TASK:
Pick out the lines below that include the string "text".

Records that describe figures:
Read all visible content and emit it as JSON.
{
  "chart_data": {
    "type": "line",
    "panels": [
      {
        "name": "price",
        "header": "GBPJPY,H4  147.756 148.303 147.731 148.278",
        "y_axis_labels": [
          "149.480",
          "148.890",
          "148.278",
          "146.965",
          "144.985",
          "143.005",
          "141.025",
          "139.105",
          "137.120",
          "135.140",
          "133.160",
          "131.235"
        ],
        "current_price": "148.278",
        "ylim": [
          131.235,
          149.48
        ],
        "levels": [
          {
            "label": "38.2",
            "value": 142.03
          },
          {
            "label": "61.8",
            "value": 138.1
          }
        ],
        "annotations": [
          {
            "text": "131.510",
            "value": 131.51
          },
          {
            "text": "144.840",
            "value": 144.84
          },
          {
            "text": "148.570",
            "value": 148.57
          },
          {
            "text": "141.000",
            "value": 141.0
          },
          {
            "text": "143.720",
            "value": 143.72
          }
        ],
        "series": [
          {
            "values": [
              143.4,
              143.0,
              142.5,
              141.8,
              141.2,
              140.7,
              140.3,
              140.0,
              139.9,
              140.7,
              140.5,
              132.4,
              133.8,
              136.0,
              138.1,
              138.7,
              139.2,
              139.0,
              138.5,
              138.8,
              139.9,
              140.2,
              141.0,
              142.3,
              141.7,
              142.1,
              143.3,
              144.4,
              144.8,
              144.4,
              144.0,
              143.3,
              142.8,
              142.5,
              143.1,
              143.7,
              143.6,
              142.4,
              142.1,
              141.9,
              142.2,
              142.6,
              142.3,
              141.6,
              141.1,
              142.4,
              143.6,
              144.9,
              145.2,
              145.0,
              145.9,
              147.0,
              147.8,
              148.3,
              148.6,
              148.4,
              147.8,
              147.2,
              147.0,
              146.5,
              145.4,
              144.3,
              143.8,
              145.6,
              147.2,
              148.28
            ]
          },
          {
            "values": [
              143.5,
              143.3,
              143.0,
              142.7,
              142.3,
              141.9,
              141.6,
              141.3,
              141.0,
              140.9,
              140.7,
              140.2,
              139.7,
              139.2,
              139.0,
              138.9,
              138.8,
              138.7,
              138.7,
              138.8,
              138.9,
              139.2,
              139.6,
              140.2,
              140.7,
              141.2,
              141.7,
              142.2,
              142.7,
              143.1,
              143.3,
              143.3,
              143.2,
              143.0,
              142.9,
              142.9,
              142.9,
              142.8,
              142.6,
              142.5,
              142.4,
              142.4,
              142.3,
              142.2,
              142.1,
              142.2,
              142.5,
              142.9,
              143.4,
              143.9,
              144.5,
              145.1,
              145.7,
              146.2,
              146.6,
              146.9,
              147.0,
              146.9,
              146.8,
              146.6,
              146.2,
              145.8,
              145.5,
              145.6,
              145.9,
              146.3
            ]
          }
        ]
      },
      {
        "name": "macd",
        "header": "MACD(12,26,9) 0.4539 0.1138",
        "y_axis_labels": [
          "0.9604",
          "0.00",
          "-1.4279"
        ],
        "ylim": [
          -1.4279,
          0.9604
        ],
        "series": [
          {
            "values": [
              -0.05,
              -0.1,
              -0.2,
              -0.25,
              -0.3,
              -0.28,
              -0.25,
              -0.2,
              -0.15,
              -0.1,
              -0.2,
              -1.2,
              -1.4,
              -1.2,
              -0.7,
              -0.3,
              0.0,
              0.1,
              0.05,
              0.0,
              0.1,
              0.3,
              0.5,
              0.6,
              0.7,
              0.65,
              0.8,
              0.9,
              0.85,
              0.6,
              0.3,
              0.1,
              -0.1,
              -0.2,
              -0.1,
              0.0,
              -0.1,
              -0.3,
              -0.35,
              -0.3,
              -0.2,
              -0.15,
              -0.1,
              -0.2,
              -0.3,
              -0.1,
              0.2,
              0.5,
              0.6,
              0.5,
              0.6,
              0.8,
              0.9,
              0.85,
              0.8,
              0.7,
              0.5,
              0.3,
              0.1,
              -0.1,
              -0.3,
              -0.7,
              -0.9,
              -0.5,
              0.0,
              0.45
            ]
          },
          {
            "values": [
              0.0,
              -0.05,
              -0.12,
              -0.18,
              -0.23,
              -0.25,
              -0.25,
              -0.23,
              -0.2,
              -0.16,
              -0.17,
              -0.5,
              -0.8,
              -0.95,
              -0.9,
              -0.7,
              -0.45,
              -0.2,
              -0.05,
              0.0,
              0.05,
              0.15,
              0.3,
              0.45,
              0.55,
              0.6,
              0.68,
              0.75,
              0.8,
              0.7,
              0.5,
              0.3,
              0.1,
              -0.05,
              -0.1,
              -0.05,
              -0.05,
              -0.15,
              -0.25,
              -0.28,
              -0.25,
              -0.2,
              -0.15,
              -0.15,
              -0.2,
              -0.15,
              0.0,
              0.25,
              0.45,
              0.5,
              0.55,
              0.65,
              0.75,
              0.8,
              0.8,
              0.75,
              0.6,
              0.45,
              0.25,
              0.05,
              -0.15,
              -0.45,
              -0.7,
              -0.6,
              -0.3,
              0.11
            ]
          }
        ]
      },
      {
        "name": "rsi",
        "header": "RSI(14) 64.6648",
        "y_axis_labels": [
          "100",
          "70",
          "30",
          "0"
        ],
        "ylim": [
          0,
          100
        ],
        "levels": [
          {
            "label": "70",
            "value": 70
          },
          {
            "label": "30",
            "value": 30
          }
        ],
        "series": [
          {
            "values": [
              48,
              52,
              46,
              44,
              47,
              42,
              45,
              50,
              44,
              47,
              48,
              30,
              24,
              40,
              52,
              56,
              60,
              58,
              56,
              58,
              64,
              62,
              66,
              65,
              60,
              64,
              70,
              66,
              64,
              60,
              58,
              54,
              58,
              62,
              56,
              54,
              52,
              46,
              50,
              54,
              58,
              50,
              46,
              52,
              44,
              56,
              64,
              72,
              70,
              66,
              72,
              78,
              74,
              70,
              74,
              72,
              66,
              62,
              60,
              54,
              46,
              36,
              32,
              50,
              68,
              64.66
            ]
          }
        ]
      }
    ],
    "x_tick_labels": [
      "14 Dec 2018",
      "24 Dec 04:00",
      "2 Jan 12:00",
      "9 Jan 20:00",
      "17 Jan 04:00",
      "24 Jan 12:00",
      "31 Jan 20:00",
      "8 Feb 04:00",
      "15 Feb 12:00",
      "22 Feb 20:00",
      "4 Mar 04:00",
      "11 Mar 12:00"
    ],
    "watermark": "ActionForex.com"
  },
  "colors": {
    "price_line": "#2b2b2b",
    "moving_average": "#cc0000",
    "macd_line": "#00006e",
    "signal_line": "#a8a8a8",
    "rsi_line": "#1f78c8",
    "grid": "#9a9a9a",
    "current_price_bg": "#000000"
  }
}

TASK RESULT:
            "text": "131.510",
            "text": "144.840",
            "text": "148.570",
            "text": "141.000",
            "text": "143.720",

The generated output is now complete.